:: Exercise task ::
Which lines below hold the word "mieszkańców"? Report each one.

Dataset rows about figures
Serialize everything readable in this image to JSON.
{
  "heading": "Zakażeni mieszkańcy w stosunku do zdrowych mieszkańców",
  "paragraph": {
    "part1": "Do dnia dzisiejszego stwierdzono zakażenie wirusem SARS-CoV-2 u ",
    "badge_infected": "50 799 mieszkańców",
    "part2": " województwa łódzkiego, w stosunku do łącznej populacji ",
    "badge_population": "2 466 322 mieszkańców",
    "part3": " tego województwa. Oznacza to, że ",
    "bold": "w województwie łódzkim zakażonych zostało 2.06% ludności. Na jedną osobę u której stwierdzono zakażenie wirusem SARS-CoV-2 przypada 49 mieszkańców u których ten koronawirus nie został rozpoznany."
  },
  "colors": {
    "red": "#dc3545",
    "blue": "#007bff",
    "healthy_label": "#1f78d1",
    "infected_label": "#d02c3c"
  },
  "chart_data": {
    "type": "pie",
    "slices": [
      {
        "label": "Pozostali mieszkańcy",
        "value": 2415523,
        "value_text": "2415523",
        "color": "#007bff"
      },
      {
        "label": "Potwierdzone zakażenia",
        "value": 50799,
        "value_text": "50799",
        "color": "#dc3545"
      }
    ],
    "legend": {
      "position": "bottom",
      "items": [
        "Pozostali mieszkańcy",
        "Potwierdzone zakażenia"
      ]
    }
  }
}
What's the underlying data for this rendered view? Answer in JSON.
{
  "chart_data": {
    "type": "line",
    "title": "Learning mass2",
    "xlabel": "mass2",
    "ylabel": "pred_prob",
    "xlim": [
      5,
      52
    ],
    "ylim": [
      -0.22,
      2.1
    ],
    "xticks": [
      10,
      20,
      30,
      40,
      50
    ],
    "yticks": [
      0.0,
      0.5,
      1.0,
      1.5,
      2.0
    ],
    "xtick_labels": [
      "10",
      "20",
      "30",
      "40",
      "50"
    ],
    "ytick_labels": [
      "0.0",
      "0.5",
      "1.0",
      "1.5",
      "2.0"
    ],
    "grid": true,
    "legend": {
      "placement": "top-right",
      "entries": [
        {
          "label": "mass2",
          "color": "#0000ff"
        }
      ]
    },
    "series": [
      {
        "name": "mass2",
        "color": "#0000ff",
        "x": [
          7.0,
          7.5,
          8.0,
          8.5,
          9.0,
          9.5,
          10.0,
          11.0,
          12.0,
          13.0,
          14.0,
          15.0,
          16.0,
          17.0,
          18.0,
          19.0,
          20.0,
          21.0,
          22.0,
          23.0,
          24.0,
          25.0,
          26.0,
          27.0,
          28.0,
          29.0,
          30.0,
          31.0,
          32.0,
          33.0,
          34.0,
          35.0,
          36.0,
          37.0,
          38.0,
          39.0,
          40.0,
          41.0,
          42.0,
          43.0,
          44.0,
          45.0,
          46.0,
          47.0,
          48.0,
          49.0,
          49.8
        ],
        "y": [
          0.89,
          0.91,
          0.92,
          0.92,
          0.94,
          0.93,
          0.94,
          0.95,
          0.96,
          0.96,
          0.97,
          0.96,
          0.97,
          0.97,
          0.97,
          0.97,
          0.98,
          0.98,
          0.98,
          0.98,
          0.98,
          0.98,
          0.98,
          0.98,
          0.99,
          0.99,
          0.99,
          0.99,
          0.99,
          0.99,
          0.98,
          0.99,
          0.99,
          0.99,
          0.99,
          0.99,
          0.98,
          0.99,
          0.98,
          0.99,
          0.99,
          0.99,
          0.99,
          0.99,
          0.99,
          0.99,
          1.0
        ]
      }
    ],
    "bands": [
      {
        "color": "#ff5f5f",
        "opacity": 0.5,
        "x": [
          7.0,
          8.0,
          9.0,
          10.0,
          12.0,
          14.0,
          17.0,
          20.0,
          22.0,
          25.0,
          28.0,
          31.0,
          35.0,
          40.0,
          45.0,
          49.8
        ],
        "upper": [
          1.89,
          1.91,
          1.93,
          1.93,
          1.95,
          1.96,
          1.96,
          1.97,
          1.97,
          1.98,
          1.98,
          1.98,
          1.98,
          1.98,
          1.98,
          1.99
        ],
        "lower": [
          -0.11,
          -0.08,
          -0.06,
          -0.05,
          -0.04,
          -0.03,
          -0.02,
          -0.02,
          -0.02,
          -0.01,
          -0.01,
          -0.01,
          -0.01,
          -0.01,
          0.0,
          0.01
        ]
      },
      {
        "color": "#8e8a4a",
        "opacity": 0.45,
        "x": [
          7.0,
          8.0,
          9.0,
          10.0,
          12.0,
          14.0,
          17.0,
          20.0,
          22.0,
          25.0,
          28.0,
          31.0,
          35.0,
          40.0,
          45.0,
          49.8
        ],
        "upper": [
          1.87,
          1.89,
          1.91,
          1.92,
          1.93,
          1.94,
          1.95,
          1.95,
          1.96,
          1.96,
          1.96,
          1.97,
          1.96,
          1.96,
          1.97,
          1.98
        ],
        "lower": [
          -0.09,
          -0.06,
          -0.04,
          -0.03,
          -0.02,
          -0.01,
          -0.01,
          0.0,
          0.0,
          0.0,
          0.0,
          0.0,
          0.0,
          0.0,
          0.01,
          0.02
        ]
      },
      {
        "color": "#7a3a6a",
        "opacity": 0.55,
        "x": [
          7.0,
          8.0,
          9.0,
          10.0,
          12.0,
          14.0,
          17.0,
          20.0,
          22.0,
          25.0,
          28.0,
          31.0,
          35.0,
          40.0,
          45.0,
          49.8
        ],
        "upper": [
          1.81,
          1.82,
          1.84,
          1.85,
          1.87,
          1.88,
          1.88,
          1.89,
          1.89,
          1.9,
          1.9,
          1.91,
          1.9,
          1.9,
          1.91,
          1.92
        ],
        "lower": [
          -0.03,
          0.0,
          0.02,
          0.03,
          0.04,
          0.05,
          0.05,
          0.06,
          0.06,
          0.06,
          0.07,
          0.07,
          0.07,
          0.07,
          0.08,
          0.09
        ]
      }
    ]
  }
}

:: Exercise response ::
  "heading": "Zakażeni mieszkańcy w stosunku do zdrowych mieszkańców",
    "badge_infected": "50 799 mieszkańców",
    "badge_population": "2 466 322 mieszkańców",
    "bold": "w województwie łódzkim zakażonych zostało 2.06% ludności. Na jedną osobę u której stwierdzono zakażenie wirusem SARS-CoV-2 przypada 49 mieszkańców u których ten koronawirus nie został rozpoznany."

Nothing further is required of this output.